→ **To be done**: Please write out the material that follows, exactly as it stands.

→ **Data in this exercise**:
::::

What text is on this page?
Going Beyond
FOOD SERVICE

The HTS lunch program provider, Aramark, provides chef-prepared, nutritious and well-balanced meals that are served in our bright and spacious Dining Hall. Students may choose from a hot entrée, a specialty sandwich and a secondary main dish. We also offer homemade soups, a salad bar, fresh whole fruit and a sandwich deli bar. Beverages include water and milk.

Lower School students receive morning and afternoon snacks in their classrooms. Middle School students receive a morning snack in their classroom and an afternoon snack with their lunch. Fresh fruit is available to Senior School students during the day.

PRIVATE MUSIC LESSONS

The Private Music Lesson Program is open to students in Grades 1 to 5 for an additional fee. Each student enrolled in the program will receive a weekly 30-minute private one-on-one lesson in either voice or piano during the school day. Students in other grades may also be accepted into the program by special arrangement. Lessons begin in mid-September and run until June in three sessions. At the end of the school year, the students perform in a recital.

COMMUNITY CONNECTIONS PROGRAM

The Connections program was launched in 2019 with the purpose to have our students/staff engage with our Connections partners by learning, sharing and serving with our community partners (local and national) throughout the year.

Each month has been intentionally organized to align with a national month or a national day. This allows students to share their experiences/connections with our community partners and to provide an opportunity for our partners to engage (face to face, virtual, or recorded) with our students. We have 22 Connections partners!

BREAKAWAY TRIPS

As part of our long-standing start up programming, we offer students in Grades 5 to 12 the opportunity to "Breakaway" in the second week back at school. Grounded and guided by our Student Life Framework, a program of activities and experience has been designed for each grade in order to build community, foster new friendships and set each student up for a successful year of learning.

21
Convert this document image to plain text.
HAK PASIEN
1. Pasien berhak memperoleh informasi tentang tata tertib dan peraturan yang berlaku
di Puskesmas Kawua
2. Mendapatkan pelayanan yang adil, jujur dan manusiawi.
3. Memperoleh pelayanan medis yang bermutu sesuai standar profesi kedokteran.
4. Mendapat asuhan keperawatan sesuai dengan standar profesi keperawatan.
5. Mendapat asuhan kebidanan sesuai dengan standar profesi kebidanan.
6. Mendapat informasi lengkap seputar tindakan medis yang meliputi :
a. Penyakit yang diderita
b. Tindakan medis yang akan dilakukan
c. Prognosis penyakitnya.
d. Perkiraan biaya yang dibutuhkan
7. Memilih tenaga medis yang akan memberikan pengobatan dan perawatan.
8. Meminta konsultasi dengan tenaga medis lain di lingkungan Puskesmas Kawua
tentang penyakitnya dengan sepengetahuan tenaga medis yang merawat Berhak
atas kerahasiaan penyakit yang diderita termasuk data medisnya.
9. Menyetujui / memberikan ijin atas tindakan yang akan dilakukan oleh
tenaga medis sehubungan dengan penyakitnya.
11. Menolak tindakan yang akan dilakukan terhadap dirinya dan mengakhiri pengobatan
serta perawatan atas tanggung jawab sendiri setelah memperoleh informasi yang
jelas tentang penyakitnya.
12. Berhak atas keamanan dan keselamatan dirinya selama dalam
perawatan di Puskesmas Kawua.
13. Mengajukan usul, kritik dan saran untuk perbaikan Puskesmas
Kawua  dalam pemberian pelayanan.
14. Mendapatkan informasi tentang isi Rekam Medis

::::

→ **Response to this exercise**:
What text is on this page?
Going Beyond
FOOD SERVICE

The HTS lunch program provider, Aramark, provides chef-prepared, nutritious and well-balanced meals that are served in our bright and spacious Dining Hall. Students may choose from a hot entrée, a specialty sandwich and a secondary main dish. We also offer homemade soups, a salad bar, fresh whole fruit and a sandwich deli bar. Beverages include water and milk.

Lower School students receive morning and afternoon snacks in their classrooms. Middle School students receive a morning snack in their classroom and an afternoon snack with their lunch. Fresh fruit is available to Senior School students during the day.

PRIVATE MUSIC LESSONS

The Private Music Lesson Program is open to students in Grades 1 to 5 for an additional fee. Each student enrolled in the program will receive a weekly 30-minute private one-on-one lesson in either voice or piano during the school day. Students in other grades may also be accepted into the program by special arrangement. Lessons begin in mid-September and run until June in three sessions. At the end of the school year, the students perform in a recital.

COMMUNITY CONNECTIONS PROGRAM

The Connections program was launched in 2019 with the purpose to have our students/staff engage with our Connections partners by learning, sharing and serving with our community partners (local and national) throughout the year.

Each month has been intentionally organized to align with a national month or a national day. This allows students to share their experiences/connections with our community partners and to provide an opportunity for our partners to engage (face to face, virtual, or recorded) with our students. We have 22 Connections partners!

BREAKAWAY TRIPS

As part of our long-standing start up programming, we offer students in Grades 5 to 12 the opportunity to "Breakaway" in the second week back at school. Grounded and guided by our Student Life Framework, a program of activities and experience has been designed for each grade in order to build community, foster new friendships and set each student up for a successful year of learning.

21
Convert this document image to plain text.
HAK PASIEN
1. Pasien berhak memperoleh informasi tentang tata tertib dan peraturan yang berlaku
di Puskesmas Kawua
2. Mendapatkan pelayanan yang adil, jujur dan manusiawi.
3. Memperoleh pelayanan medis yang bermutu sesuai standar profesi kedokteran.
4. Mendapat asuhan keperawatan sesuai dengan standar profesi keperawatan.
5. Mendapat asuhan kebidanan sesuai dengan standar profesi kebidanan.
6. Mendapat informasi lengkap seputar tindakan medis yang meliputi :
a. Penyakit yang diderita
b. Tindakan medis yang akan dilakukan
c. Prognosis penyakitnya.
d. Perkiraan biaya yang dibutuhkan
7. Memilih tenaga medis yang akan memberikan pengobatan dan perawatan.
8. Meminta konsultasi dengan tenaga medis lain di lingkungan Puskesmas Kawua
tentang penyakitnya dengan sepengetahuan tenaga medis yang merawat Berhak
atas kerahasiaan penyakit yang diderita termasuk data medisnya.
9. Menyetujui / memberikan ijin atas tindakan yang akan dilakukan oleh
tenaga medis sehubungan dengan penyakitnya.
11. Menolak tindakan yang akan dilakukan terhadap dirinya dan mengakhiri pengobatan
serta perawatan atas tanggung jawab sendiri setelah memperoleh informasi yang
jelas tentang penyakitnya.
12. Berhak atas keamanan dan keselamatan dirinya selama dalam
perawatan di Puskesmas Kawua.
13. Mengajukan usul, kritik dan saran untuk perbaikan Puskesmas
Kawua  dalam pemberian pelayanan.
14. Mendapatkan informasi tentang isi Rekam Medis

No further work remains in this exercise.